■ **Written request**
Transcribe every line of the listing below without any deviation.

■ **Given records**
········
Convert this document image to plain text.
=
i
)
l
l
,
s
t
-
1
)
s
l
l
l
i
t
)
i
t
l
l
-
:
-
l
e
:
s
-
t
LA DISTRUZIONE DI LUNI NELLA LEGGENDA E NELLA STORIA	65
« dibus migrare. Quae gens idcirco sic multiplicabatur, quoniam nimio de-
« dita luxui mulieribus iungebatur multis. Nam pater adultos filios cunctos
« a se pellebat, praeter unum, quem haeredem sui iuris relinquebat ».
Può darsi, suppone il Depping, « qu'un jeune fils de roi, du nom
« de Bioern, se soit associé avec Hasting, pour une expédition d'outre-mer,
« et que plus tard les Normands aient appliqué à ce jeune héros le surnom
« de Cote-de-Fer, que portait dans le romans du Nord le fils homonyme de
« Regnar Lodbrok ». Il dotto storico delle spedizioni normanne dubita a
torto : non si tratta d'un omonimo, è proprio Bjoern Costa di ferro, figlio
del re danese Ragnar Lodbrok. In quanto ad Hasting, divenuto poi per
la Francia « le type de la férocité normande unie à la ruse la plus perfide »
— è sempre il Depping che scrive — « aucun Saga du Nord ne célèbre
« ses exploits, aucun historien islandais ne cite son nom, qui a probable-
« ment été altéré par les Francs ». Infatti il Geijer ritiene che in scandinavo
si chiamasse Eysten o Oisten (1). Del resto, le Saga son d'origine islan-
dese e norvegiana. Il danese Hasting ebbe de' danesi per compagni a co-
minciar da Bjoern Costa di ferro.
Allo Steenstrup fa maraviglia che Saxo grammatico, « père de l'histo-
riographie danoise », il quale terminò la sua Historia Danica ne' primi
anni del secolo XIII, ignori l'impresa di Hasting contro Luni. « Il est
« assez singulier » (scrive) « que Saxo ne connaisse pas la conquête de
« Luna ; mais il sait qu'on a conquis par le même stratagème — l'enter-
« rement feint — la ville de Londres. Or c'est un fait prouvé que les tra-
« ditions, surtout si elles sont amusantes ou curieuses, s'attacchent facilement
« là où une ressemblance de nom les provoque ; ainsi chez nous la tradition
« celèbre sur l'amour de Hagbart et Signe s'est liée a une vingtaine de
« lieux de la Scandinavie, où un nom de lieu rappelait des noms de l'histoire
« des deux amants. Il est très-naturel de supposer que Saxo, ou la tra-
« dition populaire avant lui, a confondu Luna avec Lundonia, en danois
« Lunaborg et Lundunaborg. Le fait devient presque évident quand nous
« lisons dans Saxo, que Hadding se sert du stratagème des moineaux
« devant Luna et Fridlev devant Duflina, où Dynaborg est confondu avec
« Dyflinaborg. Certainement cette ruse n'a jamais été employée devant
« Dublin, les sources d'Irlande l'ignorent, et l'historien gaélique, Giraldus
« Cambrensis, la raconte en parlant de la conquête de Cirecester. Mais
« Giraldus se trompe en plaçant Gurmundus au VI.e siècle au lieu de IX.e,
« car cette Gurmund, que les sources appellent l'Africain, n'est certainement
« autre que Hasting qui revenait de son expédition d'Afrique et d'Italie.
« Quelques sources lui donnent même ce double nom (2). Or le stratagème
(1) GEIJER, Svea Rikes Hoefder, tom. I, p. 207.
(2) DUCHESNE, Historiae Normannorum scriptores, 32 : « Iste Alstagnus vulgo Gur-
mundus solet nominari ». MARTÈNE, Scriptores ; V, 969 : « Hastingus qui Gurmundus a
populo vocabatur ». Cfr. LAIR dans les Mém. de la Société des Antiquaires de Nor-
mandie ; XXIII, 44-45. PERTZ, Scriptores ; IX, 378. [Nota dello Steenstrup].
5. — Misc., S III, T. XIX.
········
■ **Response**
Convert this document image to plain text.
=
i
)
l
l
,
s
t
-
1
)
s
l
l
l
i
t
)
i
t
l
l
-
:
-
l
e
:
s
-
t
LA DISTRUZIONE DI LUNI NELLA LEGGENDA E NELLA STORIA	65
« dibus migrare. Quae gens idcirco sic multiplicabatur, quoniam nimio de-
« dita luxui mulieribus iungebatur multis. Nam pater adultos filios cunctos
« a se pellebat, praeter unum, quem haeredem sui iuris relinquebat ».
Può darsi, suppone il Depping, « qu'un jeune fils de roi, du nom
« de Bioern, se soit associé avec Hasting, pour une expédition d'outre-mer,
« et que plus tard les Normands aient appliqué à ce jeune héros le surnom
« de Cote-de-Fer, que portait dans le romans du Nord le fils homonyme de
« Regnar Lodbrok ». Il dotto storico delle spedizioni normanne dubita a
torto : non si tratta d'un omonimo, è proprio Bjoern Costa di ferro, figlio
del re danese Ragnar Lodbrok. In quanto ad Hasting, divenuto poi per
la Francia « le type de la férocité normande unie à la ruse la plus perfide »
— è sempre il Depping che scrive — « aucun Saga du Nord ne célèbre
« ses exploits, aucun historien islandais ne cite son nom, qui a probable-
« ment été altéré par les Francs ». Infatti il Geijer ritiene che in scandinavo
si chiamasse Eysten o Oisten (1). Del resto, le Saga son d'origine islan-
dese e norvegiana. Il danese Hasting ebbe de' danesi per compagni a co-
minciar da Bjoern Costa di ferro.
Allo Steenstrup fa maraviglia che Saxo grammatico, « père de l'histo-
riographie danoise », il quale terminò la sua Historia Danica ne' primi
anni del secolo XIII, ignori l'impresa di Hasting contro Luni. « Il est
« assez singulier » (scrive) « que Saxo ne connaisse pas la conquête de
« Luna ; mais il sait qu'on a conquis par le même stratagème — l'enter-
« rement feint — la ville de Londres. Or c'est un fait prouvé que les tra-
« ditions, surtout si elles sont amusantes ou curieuses, s'attacchent facilement
« là où une ressemblance de nom les provoque ; ainsi chez nous la tradition
« celèbre sur l'amour de Hagbart et Signe s'est liée a une vingtaine de
« lieux de la Scandinavie, où un nom de lieu rappelait des noms de l'histoire
« des deux amants. Il est très-naturel de supposer que Saxo, ou la tra-
« dition populaire avant lui, a confondu Luna avec Lundonia, en danois
« Lunaborg et Lundunaborg. Le fait devient presque évident quand nous
« lisons dans Saxo, que Hadding se sert du stratagème des moineaux
« devant Luna et Fridlev devant Duflina, où Dynaborg est confondu avec
« Dyflinaborg. Certainement cette ruse n'a jamais été employée devant
« Dublin, les sources d'Irlande l'ignorent, et l'historien gaélique, Giraldus
« Cambrensis, la raconte en parlant de la conquête de Cirecester. Mais
« Giraldus se trompe en plaçant Gurmundus au VI.e siècle au lieu de IX.e,
« car cette Gurmund, que les sources appellent l'Africain, n'est certainement
« autre que Hasting qui revenait de son expédition d'Afrique et d'Italie.
« Quelques sources lui donnent même ce double nom (2). Or le stratagème
(1) GEIJER, Svea Rikes Hoefder, tom. I, p. 207.
(2) DUCHESNE, Historiae Normannorum scriptores, 32 : « Iste Alstagnus vulgo Gur-
mundus solet nominari ». MARTÈNE, Scriptores ; V, 969 : « Hastingus qui Gurmundus a
populo vocabatur ». Cfr. LAIR dans les Mém. de la Société des Antiquaires de Nor-
mandie ; XXIII, 44-45. PERTZ, Scriptores ; IX, 378. [Nota dello Steenstrup].
5. — Misc., S III, T. XIX.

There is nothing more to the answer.